_Required work:_ Copy all of the records below verbatim.
>> Start
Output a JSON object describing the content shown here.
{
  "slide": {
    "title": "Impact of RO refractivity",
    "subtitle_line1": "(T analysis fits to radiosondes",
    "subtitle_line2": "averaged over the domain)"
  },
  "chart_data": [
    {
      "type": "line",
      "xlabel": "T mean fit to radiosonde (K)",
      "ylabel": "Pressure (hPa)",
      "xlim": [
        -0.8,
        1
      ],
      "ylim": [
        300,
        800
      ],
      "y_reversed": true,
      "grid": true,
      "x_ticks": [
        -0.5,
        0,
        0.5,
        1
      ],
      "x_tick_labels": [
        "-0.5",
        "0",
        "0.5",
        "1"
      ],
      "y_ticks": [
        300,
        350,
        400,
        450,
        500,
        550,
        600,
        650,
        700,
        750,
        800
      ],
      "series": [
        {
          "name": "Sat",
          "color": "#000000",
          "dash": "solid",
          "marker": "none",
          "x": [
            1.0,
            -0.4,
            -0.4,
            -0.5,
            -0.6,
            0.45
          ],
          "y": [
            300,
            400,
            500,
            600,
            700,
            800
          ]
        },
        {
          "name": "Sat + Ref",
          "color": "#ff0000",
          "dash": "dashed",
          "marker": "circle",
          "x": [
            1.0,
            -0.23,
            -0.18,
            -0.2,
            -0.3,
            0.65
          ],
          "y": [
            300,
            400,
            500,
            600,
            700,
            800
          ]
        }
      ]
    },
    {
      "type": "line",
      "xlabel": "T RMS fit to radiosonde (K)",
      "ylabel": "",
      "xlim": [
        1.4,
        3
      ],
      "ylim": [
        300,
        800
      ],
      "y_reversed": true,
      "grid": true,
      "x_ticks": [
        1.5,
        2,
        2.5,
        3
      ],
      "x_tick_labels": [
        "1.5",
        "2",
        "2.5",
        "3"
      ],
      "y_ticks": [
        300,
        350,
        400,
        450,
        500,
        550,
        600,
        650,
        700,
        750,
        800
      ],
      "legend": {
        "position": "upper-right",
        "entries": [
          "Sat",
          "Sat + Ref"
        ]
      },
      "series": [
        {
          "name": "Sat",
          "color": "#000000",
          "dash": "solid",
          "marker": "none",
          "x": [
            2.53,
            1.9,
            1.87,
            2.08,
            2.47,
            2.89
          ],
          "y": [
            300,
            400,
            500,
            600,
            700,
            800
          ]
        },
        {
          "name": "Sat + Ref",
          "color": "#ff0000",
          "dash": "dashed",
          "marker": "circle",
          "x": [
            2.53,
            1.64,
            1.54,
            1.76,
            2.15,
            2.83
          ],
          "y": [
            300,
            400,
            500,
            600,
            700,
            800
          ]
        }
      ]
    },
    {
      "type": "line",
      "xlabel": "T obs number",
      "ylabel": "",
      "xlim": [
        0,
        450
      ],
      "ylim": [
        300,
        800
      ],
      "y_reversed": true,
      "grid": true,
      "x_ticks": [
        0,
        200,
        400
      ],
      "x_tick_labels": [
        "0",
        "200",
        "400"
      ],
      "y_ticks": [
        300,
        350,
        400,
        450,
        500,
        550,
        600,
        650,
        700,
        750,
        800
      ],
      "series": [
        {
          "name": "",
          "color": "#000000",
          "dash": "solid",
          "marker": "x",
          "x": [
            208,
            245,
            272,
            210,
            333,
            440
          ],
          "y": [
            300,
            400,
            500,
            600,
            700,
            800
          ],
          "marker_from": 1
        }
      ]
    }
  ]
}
>> End
_Solution:_
Output a JSON object describing the content shown here.
{
  "slide": {
    "title": "Impact of RO refractivity",
    "subtitle_line1": "(T analysis fits to radiosondes",
    "subtitle_line2": "averaged over the domain)"
  },
  "chart_data": [
    {
      "type": "line",
      "xlabel": "T mean fit to radiosonde (K)",
      "ylabel": "Pressure (hPa)",
      "xlim": [
        -0.8,
        1
      ],
      "ylim": [
        300,
        800
      ],
      "y_reversed": true,
      "grid": true,
      "x_ticks": [
        -0.5,
        0,
        0.5,
        1
      ],
      "x_tick_labels": [
        "-0.5",
        "0",
        "0.5",
        "1"
      ],
      "y_ticks": [
        300,
        350,
        400,
        450,
        500,
        550,
        600,
        650,
        700,
        750,
        800
      ],
      "series": [
        {
          "name": "Sat",
          "color": "#000000",
          "dash": "solid",
          "marker": "none",
          "x": [
            1.0,
            -0.4,
            -0.4,
            -0.5,
            -0.6,
            0.45
          ],
          "y": [
            300,
            400,
            500,
            600,
            700,
            800
          ]
        },
        {
          "name": "Sat + Ref",
          "color": "#ff0000",
          "dash": "dashed",
          "marker": "circle",
          "x": [
            1.0,
            -0.23,
            -0.18,
            -0.2,
            -0.3,
            0.65
          ],
          "y": [
            300,
            400,
            500,
            600,
            700,
            800
          ]
        }
      ]
    },
    {
      "type": "line",
      "xlabel": "T RMS fit to radiosonde (K)",
      "ylabel": "",
      "xlim": [
        1.4,
        3
      ],
      "ylim": [
        300,
        800
      ],
      "y_reversed": true,
      "grid": true,
      "x_ticks": [
        1.5,
        2,
        2.5,
        3
      ],
      "x_tick_labels": [
        "1.5",
        "2",
        "2.5",
        "3"
      ],
      "y_ticks": [
        300,
        350,
        400,
        450,
        500,
        550,
        600,
        650,
        700,
        750,
        800
      ],
      "legend": {
        "position": "upper-right",
        "entries": [
          "Sat",
          "Sat + Ref"
        ]
      },
      "series": [
        {
          "name": "Sat",
          "color": "#000000",
          "dash": "solid",
          "marker": "none",
          "x": [
            2.53,
            1.9,
            1.87,
            2.08,
            2.47,
            2.89
          ],
          "y": [
            300,
            400,
            500,
            600,
            700,
            800
          ]
        },
        {
          "name": "Sat + Ref",
          "color": "#ff0000",
          "dash": "dashed",
          "marker": "circle",
          "x": [
            2.53,
            1.64,
            1.54,
            1.76,
            2.15,
            2.83
          ],
          "y": [
            300,
            400,
            500,
            600,
            700,
            800
          ]
        }
      ]
    },
    {
      "type": "line",
      "xlabel": "T obs number",
      "ylabel": "",
      "xlim": [
        0,
        450
      ],
      "ylim": [
        300,
        800
      ],
      "y_reversed": true,
      "grid": true,
      "x_ticks": [
        0,
        200,
        400
      ],
      "x_tick_labels": [
        "0",
        "200",
        "400"
      ],
      "y_ticks": [
        300,
        350,
        400,
        450,
        500,
        550,
        600,
        650,
        700,
        750,
        800
      ],
      "series": [
        {
          "name": "",
          "color": "#000000",
          "dash": "solid",
          "marker": "x",
          "x": [
            208,
            245,
            272,
            210,
            333,
            440
          ],
          "y": [
            300,
            400,
            500,
            600,
            700,
            800
          ],
          "marker_from": 1
        }
      ]
    }
  ]
}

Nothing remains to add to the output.